'''

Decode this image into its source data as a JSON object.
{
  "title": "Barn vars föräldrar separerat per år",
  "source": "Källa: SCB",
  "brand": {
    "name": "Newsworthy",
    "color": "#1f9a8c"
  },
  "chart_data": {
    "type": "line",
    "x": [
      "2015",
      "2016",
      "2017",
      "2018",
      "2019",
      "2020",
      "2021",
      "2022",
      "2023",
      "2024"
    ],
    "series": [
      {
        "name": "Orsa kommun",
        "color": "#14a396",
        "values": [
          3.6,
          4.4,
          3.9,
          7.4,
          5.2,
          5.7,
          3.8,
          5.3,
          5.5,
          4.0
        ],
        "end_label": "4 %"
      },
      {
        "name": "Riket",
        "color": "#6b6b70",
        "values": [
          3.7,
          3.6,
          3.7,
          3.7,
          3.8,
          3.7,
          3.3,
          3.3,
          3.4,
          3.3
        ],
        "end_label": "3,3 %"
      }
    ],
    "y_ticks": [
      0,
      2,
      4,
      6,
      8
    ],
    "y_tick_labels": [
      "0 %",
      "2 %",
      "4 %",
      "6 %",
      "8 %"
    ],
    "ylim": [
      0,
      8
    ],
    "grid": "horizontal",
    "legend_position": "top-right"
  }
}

'''
'''

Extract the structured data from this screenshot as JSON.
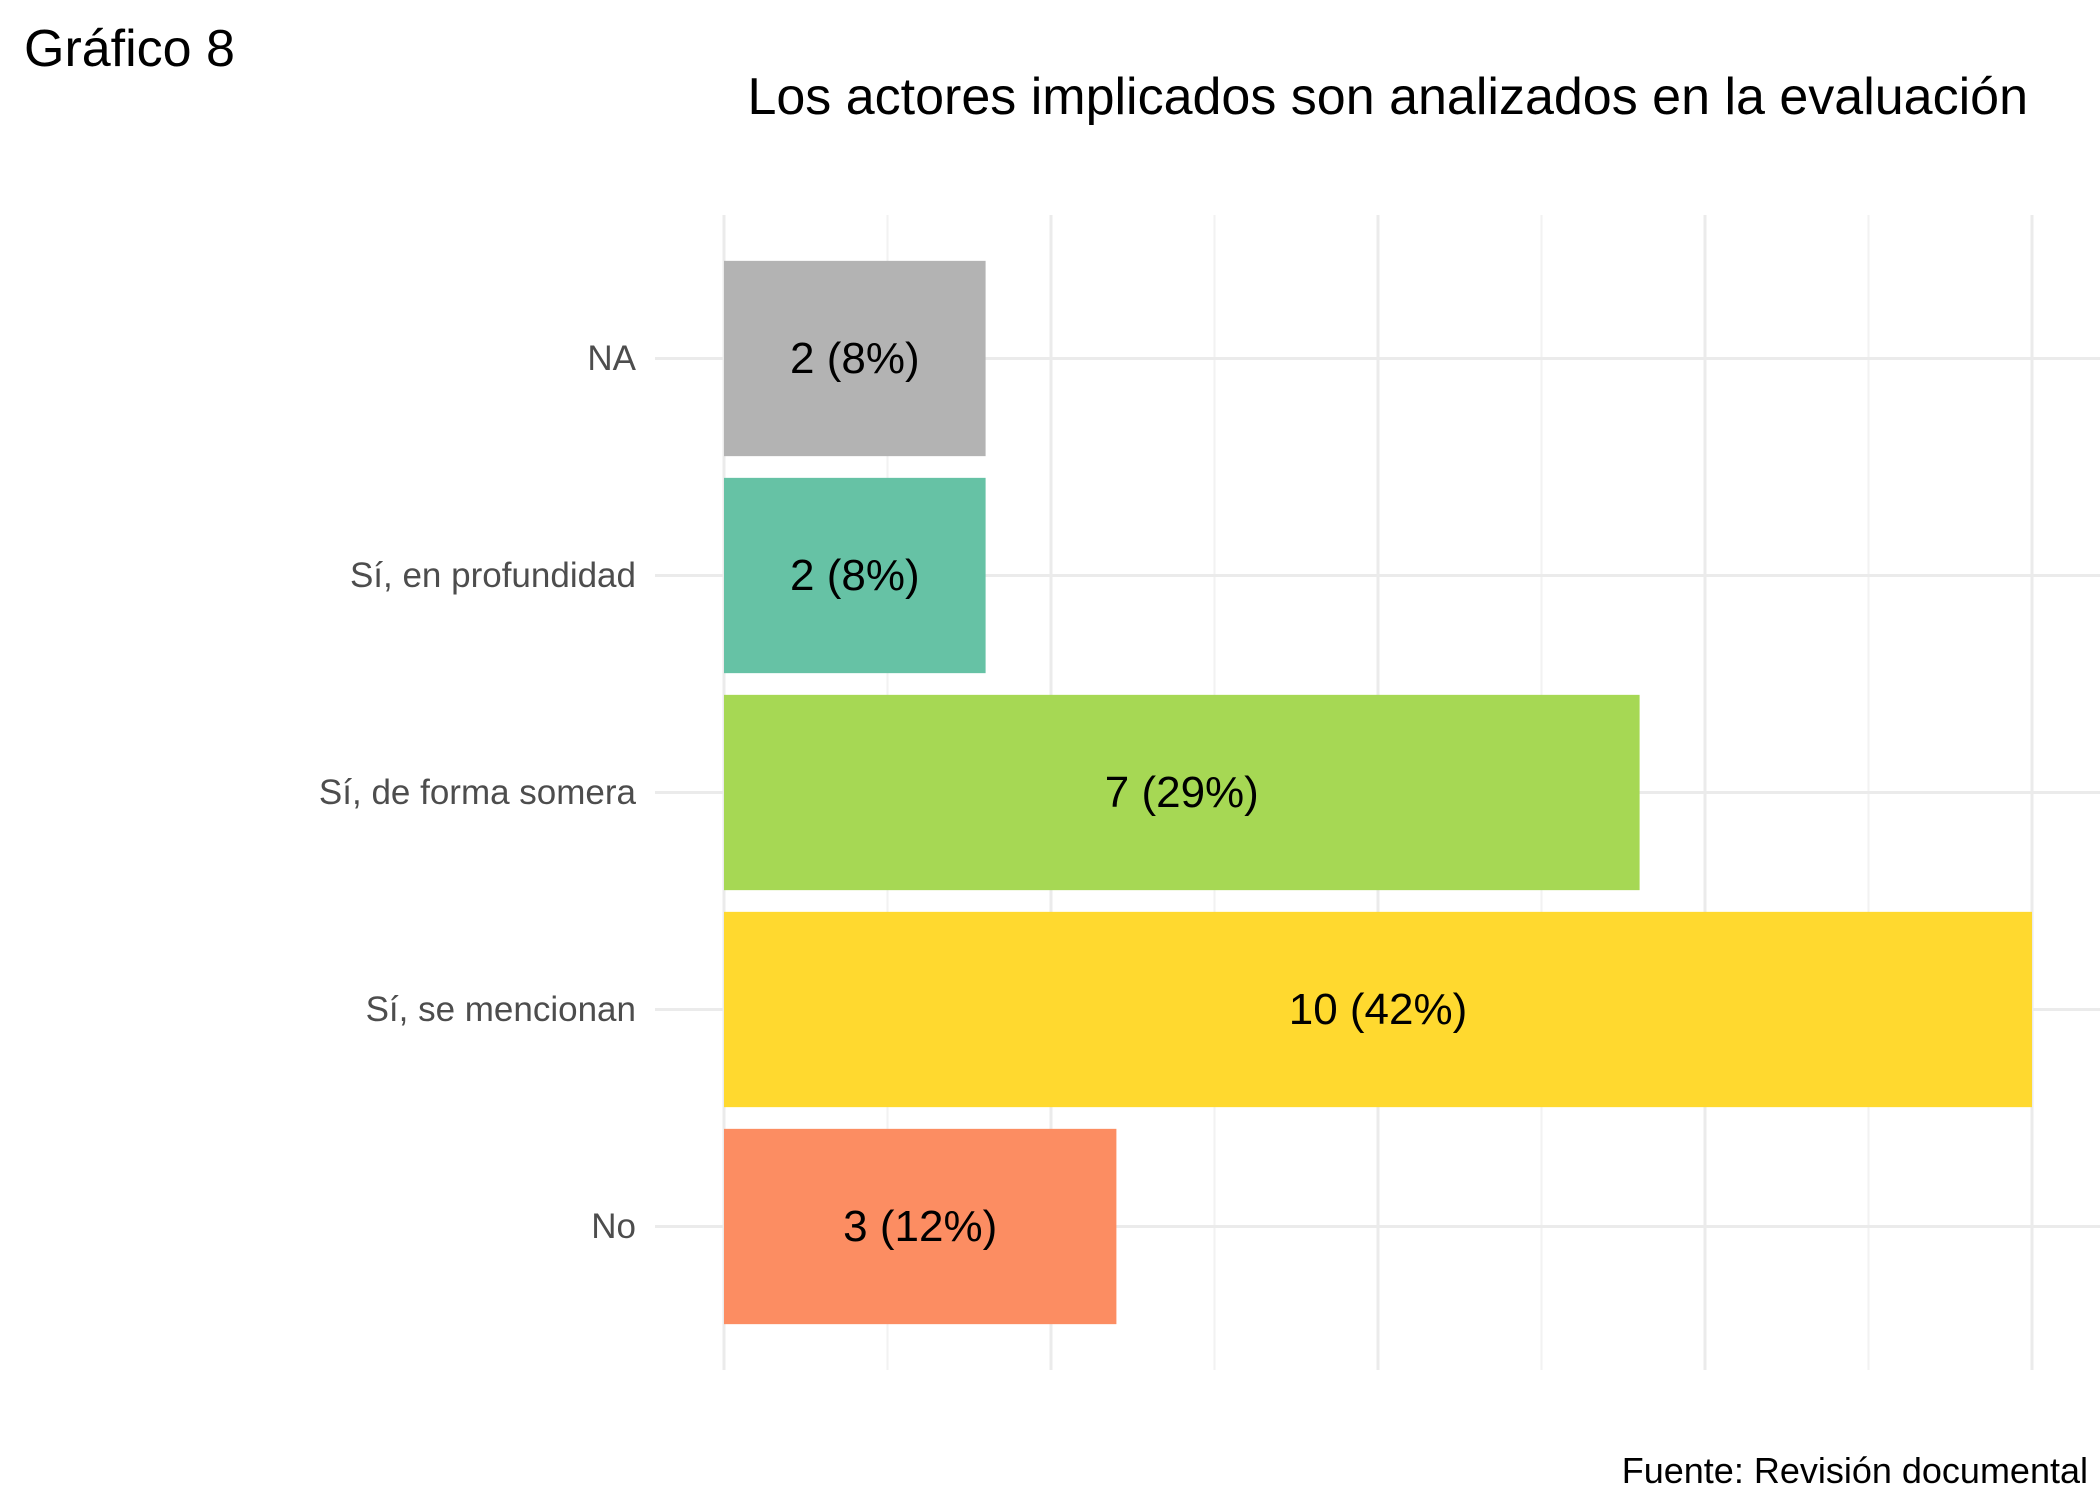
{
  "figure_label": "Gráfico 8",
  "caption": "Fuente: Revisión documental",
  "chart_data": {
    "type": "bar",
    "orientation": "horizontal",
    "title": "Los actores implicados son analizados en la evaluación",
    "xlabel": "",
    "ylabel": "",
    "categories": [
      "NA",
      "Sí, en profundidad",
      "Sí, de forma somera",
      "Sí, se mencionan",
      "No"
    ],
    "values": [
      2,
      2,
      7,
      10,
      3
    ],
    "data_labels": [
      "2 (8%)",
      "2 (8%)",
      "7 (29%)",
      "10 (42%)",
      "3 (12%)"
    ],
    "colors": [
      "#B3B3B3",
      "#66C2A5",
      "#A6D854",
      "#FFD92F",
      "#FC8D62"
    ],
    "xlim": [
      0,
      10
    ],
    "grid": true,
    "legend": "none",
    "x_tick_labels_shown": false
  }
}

'''
'''

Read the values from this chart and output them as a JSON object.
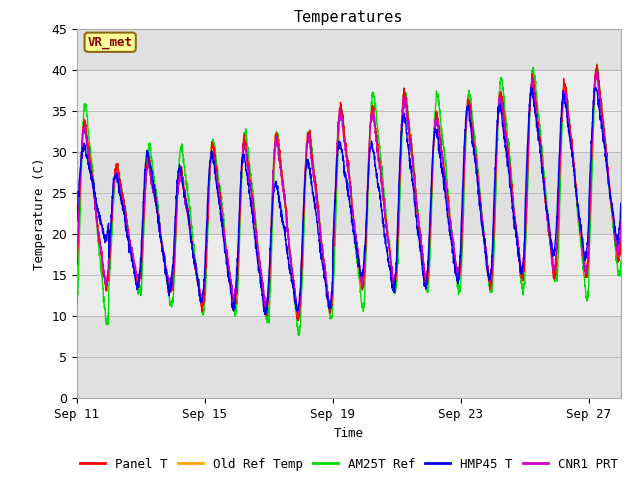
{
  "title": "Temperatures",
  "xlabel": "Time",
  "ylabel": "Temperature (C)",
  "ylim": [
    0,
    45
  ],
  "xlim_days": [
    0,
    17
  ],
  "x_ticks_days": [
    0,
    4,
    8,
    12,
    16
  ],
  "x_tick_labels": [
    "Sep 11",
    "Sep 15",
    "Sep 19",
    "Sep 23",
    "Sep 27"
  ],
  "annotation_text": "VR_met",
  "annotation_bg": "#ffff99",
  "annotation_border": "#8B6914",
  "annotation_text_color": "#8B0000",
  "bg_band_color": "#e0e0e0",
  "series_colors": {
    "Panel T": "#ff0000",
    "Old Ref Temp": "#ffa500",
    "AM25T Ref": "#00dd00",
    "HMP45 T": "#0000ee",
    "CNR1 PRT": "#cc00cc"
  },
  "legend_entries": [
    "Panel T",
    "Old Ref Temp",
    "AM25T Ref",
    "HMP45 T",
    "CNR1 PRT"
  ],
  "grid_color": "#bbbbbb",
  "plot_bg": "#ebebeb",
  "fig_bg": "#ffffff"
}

'''

:: EXERCISE INSTRUCTIONS ::
Report the number of lines in the listing that include the string "this"; give nothing but the number.

:: ANSWER TO THE PROBLEM ::
3